(CHALLENGES):
• A. Reproduce the portion of the earnings call transcript from "Maria Pope: Hi, Julien." to "your resource procurement.".
• B. In the earnings call transcript, where does Maria Pope say the company's most significant growth is coming from?
• C. Continue the earnings call transcript from where it stops.

::: PASSAGE :::

Maria Pope: Hi, Julien.
Julien Dumoulin-Smith: Hi. Good morning and congrats Joe again here. I wanted to flag that here, too. Look, I would love to chat briefly, Joe, on some of the financing considerations. Obviously, raising CapEx, again, a great sign on the customer front. Just wanted to — just elaborate a little bit. How are you thinking about financing needs here a little bit more specifically in the medium-term? I know you had some nearer-term commentary about HCM, et cetera. But just to elaborate, especially as this CapEx budget literally quarter-over-quarter sequentially continues to get higher. And then in parallel with that, maybe this is more of a Maria question, can you talk about, especially what this elevated industrial and data center outlook looks like for your resource procurement.
Obviously, you guys came out with this IRP earlier on and we’ve been talking about procurement for you all as a consequence of that. But how are you thinking about just your ability and your needs in terms of megawatt development and how that fits into the CapEx and financing plan too?
Maria Pope: Sure. So let me just start with the business and the customer side is, obviously, that will drive our financial needs, and Joe will take it from there. So we are really fortunate to be located in an area that’s growing. We continue to see in-migration into many of the counties where we operate and in particular, we’re seeing growth of electrification. But our most significant growth is coming from the semiconductor industry, as well as from cloud computing and data centers. And to meet that growth, we are — many of those customers, I should also say, are focused on clean energy. So their views towards sustainability and carbon reductions are consistent with the state and consistent with Portland General strategy.
And so we’re looking at not only some additional renewable procurement, both in the energy and on the capacity side, up about 14% or so from what we initially had filed with our Clean Energy Plan. But we’re also looking at some upgrades to existing transmission lines, repowering those too largest voltage levels and building transmission adjacent to added connection with some of the Bonneville Power Administration on recent announcements that they’ve also had. So, again, transmission, it would be in our service territory adjacent, largely repowering, re-conductoring and within existing right subway. As we look to load growth overall, I think, we are really pleased with the legislative changes that were made in Salem this past session and the support for semiconductors overall.
It’s an important sector to the state of Oregon to the kinds of jobs that we want to have in our state to our educational system and the financial support, as well as permitting and environmental issues and land use was a very important step. And you can see from the announcement that Analog just made what an important sector this is to our overall economy. So, with that, Joe, you want to a little bit more about financing.
Joe Trpik: Sure. Thanks, Julien and good morning. As it relates to our financing plan, we’re clearly committed to working towards our 50-50 cap structure. You had asked about midterm. Obviously, I’ve mentioned what we’re looking financing here for the rest of the year. And the way I’m thinking about this is, we clearly want to have — continue to have trajectory towards that 50-50 structure. But I want to make sure here as we move forward that we’re evaluating all of our, what I’ll call, cash flow and financing opportunities that exist, the potential for the securitization of certain of our deferrals, the ability to monetize certain of our ITCs and PTCs, as well as the changing cash flows that are coming from as our rate base has grown.

::: DATASET EXCERPT :::

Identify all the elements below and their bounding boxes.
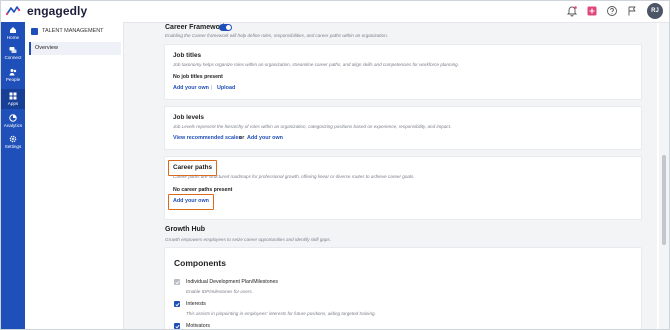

:::

(WRITTEN ANSWERS):
• A.
Maria Pope: Hi, Julien.
Julien Dumoulin-Smith: Hi. Good morning and congrats Joe again here. I wanted to flag that here, too. Look, I would love to chat briefly, Joe, on some of the financing considerations. Obviously, raising CapEx, again, a great sign on the customer front. Just wanted to — just elaborate a little bit. How are you thinking about financing needs here a little bit more specifically in the medium-term? I know you had some nearer-term commentary about HCM, et cetera. But just to elaborate, especially as this CapEx budget literally quarter-over-quarter sequentially continues to get higher. And then in parallel with that, maybe this is more of a Maria question, can you talk about, especially what this elevated industrial and data center outlook looks like for your resource procurement.

• B. It is coming from the semiconductor industry, as well as from cloud computing and data centers.

• C.
And I’ll honestly take that into a calculus here, but make sure at the end of the day, that’s our trajectory towards 50-50 and we continue to move towards that. So truly as we work into 2024 and those items come into clarity really start to define how it is that we move that path forward towards 50-50.
Julien Dumoulin-Smith: Got it. Maybe if I press a little bit, just a time line to get to 50-50, and also, Maria, just to clarify this. I know you’ve been very fixated. It seems like a late on transmission opportunities as well. Some commentary in your remarks here, very curious to hear, I mean, how meaningful could that be when we think about the future of the company, obviously, you’ve articulated a good number of renewables here, but it sounds as if the transmission angle is actually probably the incremental piece to really be watching here as you do your planning, particularly in the back half of the decade here?
Maria Pope: As we think about transmission, it also is how we think about the entire grid. And as you know, Julien, we are looking at 25% of our resources by the end of the decade coming from distributed energy resources. And clearly, as I articulated in my prepared comments, we’re focused on federal dollars through the IRA and IIJA coming into company projects along with partners, but we also expect to have substantial amount of IRA dollars in particular going to customers, whether that’s rooftop solar, battery storage, electric vehicles. And so we look at this as sort of a continuum of mix. It will certainly — we will have more procurement from the resource side, but it doesn’t necessarily going to necessarily mean the traditional kinds of projects that we’ve seen in the past. It will be a mix and the transmission will be part of that.
Joe Trpik: And Julien, just to answer your timing question to refresh a little bit, we clearly will have significant opportunities as these major projects come along to line ourselves up to 50-50 here. We want to — I want to be thoughtful here, but just clearly lay out a path that will really be tied to RFP results in the future, as well as some of our incremental investments. But I mean, my real point here is a trajectory in a clear and direct movement, which will really align to the availability of what I’ll call the incremental project.
Julien Dumoulin-Smith: Yeah. Absolutely. Best of luck guys, and again, Joe, congrats speaking here too [ph].
Joe Trpik: Thanks.
Maria Pope: Thanks, Julien.
Operator: And thank you. And one moment for our next question, please. And our next question comes from Shahriar Pourreza from Guggenheim Partners. Your line is now open.
Maria Pope: Hi, Shahriar.
Shahriar Pourreza: Hey, guys. How are you? Good morning. If you could start with the case. Obviously, I appreciate all the color you guys provided on the settlement discussions. But can we get a little bit more on the prospects for the Faraday recovery? What do you see as the pathway forward from here for that spend? And then, secondarily, can you speak maybe at a high level to the discussions around your proposed PCAM modifications, have the parties at least been receptive to some of the items you put forward?
Maria Pope: Sure. So, first of all, we’re really pleased with the progress to-date. Our team and parties have met several times and they’ve settled a number of items as I outlined. Faraday is no different than any of the other capital projects that we have put forward. I would say that, whether you’re in the northern parts of British Columbia to the southernmost parts of South America and other projects in the United States, there’s nothing easy about hydro projects. The replacement that we did was a facility that had been operating and generating power for our customers for over 100 years, and I would estimate that with, the refurbished Faraday facilities, it will operate for another 100 years and this consistent low cost power, it’s clean and reliable as we move forward.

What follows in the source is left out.